Reproduce the records below exactly as they appear, omitting any pictures they contain.

— Begin Listed records —

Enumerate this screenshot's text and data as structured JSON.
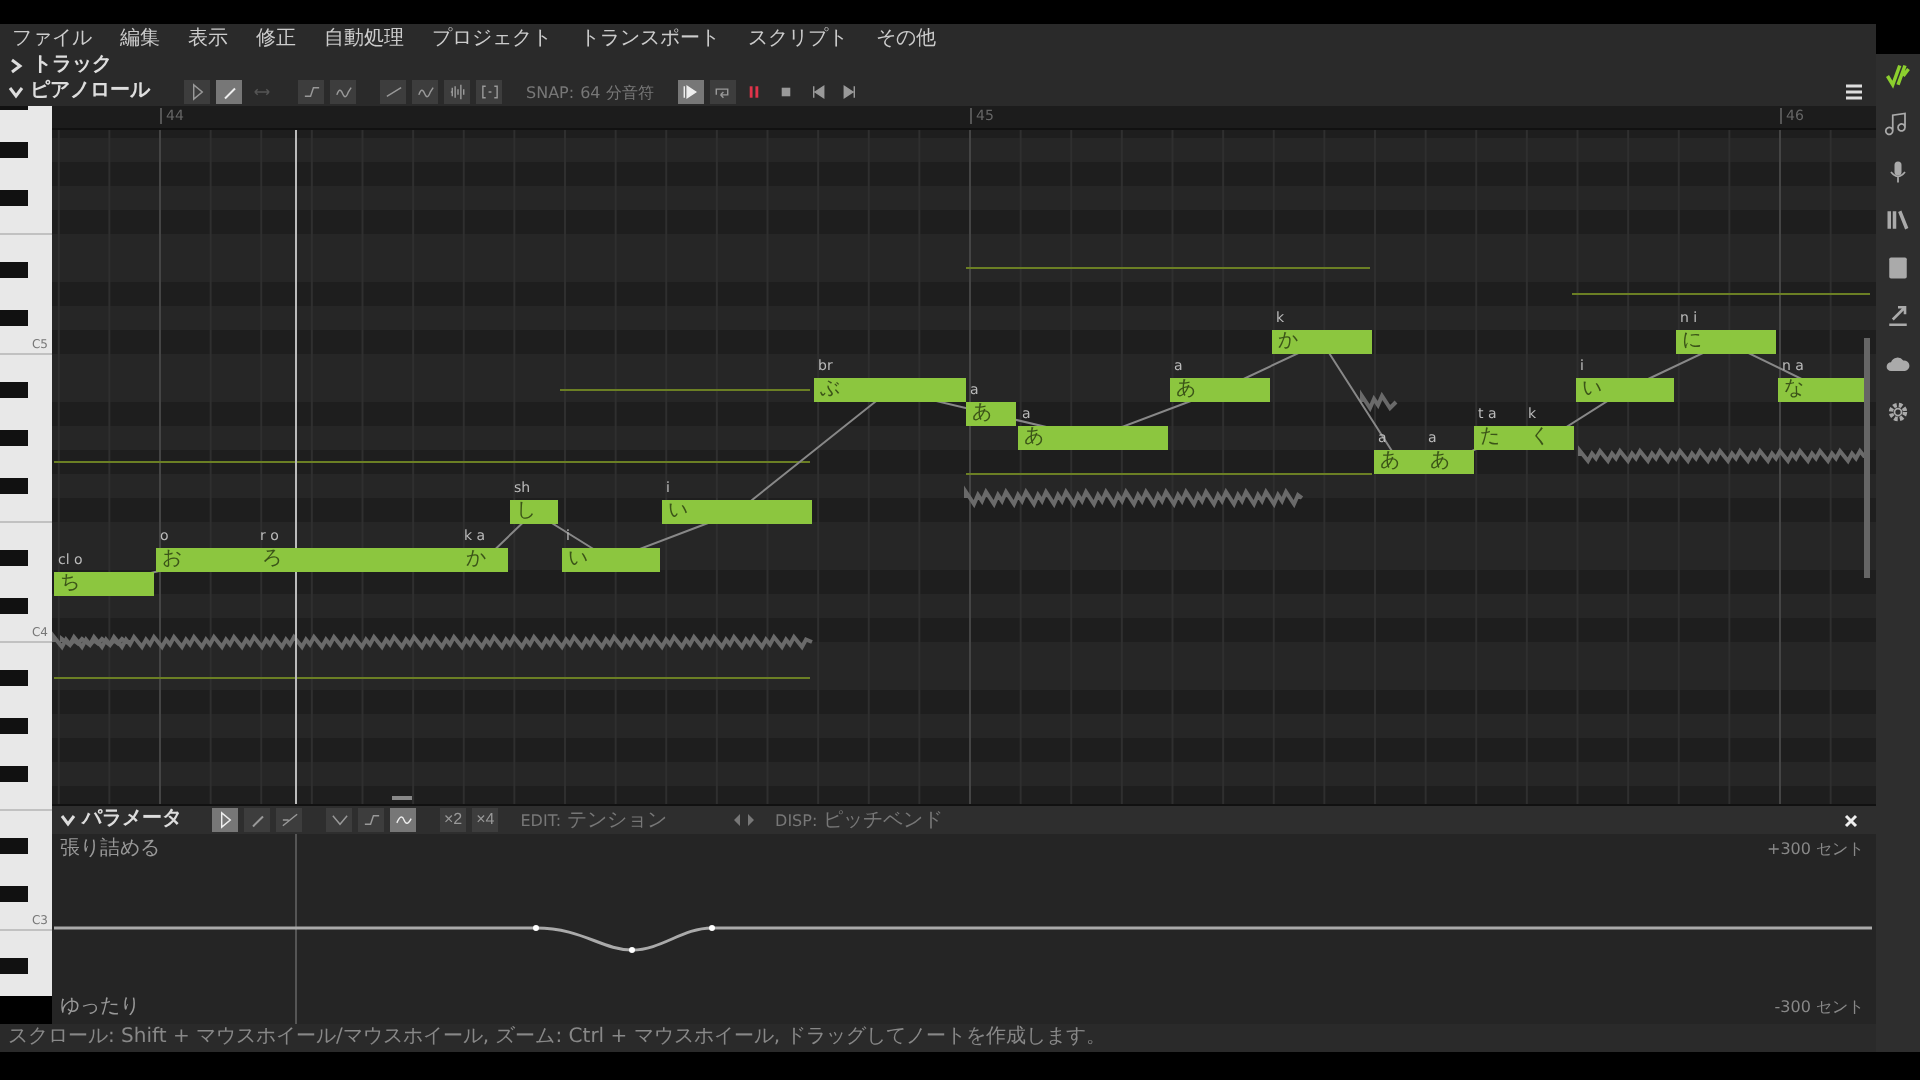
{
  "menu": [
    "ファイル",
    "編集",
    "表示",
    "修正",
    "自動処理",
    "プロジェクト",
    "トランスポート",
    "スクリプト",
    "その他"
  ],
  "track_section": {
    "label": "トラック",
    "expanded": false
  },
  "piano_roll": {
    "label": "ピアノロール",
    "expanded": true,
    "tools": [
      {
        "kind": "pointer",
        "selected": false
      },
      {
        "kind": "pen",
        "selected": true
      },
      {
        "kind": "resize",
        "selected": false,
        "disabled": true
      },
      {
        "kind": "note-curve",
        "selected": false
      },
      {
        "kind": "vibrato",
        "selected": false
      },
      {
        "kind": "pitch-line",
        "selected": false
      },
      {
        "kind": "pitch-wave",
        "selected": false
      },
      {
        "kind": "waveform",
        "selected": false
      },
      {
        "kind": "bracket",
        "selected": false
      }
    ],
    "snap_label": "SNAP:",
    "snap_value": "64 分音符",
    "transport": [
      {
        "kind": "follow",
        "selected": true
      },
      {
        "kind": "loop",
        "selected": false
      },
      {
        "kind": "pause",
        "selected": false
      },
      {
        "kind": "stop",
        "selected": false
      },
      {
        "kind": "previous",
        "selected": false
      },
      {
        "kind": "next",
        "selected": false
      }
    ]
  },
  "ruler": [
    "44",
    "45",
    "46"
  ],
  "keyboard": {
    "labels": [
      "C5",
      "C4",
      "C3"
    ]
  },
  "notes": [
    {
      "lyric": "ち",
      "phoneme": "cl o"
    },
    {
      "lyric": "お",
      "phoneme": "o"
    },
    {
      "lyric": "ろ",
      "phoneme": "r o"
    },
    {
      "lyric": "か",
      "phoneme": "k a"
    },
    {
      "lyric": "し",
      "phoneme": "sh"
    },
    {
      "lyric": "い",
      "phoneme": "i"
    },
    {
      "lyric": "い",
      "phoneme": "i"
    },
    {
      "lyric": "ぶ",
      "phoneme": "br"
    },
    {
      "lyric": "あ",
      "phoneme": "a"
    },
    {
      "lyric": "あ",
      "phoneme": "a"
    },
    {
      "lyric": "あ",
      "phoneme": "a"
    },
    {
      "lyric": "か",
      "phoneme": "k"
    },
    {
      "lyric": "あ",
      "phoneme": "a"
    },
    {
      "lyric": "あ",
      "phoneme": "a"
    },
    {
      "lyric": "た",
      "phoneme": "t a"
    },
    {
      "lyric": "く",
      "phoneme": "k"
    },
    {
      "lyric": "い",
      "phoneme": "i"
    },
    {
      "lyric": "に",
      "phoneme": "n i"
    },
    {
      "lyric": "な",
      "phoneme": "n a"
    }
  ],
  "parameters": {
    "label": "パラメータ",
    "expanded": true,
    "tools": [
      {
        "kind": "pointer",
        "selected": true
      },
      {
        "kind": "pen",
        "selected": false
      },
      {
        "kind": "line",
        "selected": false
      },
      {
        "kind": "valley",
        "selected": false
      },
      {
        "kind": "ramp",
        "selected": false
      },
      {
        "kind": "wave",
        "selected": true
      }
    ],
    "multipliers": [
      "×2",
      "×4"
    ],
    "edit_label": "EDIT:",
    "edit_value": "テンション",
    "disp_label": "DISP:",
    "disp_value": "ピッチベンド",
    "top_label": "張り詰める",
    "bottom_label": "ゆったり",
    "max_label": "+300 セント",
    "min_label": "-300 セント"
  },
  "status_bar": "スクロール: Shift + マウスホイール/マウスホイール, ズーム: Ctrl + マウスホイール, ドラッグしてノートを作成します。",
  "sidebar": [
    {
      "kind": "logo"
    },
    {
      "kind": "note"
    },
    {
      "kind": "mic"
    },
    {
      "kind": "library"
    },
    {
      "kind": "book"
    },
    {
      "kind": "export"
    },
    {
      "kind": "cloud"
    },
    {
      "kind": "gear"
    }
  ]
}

— End Listed records —

• **Solution**
Enumerate this screenshot's text and data as structured JSON.
{
  "menu": [
    "ファイル",
    "編集",
    "表示",
    "修正",
    "自動処理",
    "プロジェクト",
    "トランスポート",
    "スクリプト",
    "その他"
  ],
  "track_section": {
    "label": "トラック",
    "expanded": false
  },
  "piano_roll": {
    "label": "ピアノロール",
    "expanded": true,
    "tools": [
      {
        "kind": "pointer",
        "selected": false
      },
      {
        "kind": "pen",
        "selected": true
      },
      {
        "kind": "resize",
        "selected": false,
        "disabled": true
      },
      {
        "kind": "note-curve",
        "selected": false
      },
      {
        "kind": "vibrato",
        "selected": false
      },
      {
        "kind": "pitch-line",
        "selected": false
      },
      {
        "kind": "pitch-wave",
        "selected": false
      },
      {
        "kind": "waveform",
        "selected": false
      },
      {
        "kind": "bracket",
        "selected": false
      }
    ],
    "snap_label": "SNAP:",
    "snap_value": "64 分音符",
    "transport": [
      {
        "kind": "follow",
        "selected": true
      },
      {
        "kind": "loop",
        "selected": false
      },
      {
        "kind": "pause",
        "selected": false
      },
      {
        "kind": "stop",
        "selected": false
      },
      {
        "kind": "previous",
        "selected": false
      },
      {
        "kind": "next",
        "selected": false
      }
    ]
  },
  "ruler": [
    "44",
    "45",
    "46"
  ],
  "keyboard": {
    "labels": [
      "C5",
      "C4",
      "C3"
    ]
  },
  "notes": [
    {
      "lyric": "ち",
      "phoneme": "cl o"
    },
    {
      "lyric": "お",
      "phoneme": "o"
    },
    {
      "lyric": "ろ",
      "phoneme": "r o"
    },
    {
      "lyric": "か",
      "phoneme": "k a"
    },
    {
      "lyric": "し",
      "phoneme": "sh"
    },
    {
      "lyric": "い",
      "phoneme": "i"
    },
    {
      "lyric": "い",
      "phoneme": "i"
    },
    {
      "lyric": "ぶ",
      "phoneme": "br"
    },
    {
      "lyric": "あ",
      "phoneme": "a"
    },
    {
      "lyric": "あ",
      "phoneme": "a"
    },
    {
      "lyric": "あ",
      "phoneme": "a"
    },
    {
      "lyric": "か",
      "phoneme": "k"
    },
    {
      "lyric": "あ",
      "phoneme": "a"
    },
    {
      "lyric": "あ",
      "phoneme": "a"
    },
    {
      "lyric": "た",
      "phoneme": "t a"
    },
    {
      "lyric": "く",
      "phoneme": "k"
    },
    {
      "lyric": "い",
      "phoneme": "i"
    },
    {
      "lyric": "に",
      "phoneme": "n i"
    },
    {
      "lyric": "な",
      "phoneme": "n a"
    }
  ],
  "parameters": {
    "label": "パラメータ",
    "expanded": true,
    "tools": [
      {
        "kind": "pointer",
        "selected": true
      },
      {
        "kind": "pen",
        "selected": false
      },
      {
        "kind": "line",
        "selected": false
      },
      {
        "kind": "valley",
        "selected": false
      },
      {
        "kind": "ramp",
        "selected": false
      },
      {
        "kind": "wave",
        "selected": true
      }
    ],
    "multipliers": [
      "×2",
      "×4"
    ],
    "edit_label": "EDIT:",
    "edit_value": "テンション",
    "disp_label": "DISP:",
    "disp_value": "ピッチベンド",
    "top_label": "張り詰める",
    "bottom_label": "ゆったり",
    "max_label": "+300 セント",
    "min_label": "-300 セント"
  },
  "status_bar": "スクロール: Shift + マウスホイール/マウスホイール, ズーム: Ctrl + マウスホイール, ドラッグしてノートを作成します。",
  "sidebar": [
    {
      "kind": "logo"
    },
    {
      "kind": "note"
    },
    {
      "kind": "mic"
    },
    {
      "kind": "library"
    },
    {
      "kind": "book"
    },
    {
      "kind": "export"
    },
    {
      "kind": "cloud"
    },
    {
      "kind": "gear"
    }
  ]
}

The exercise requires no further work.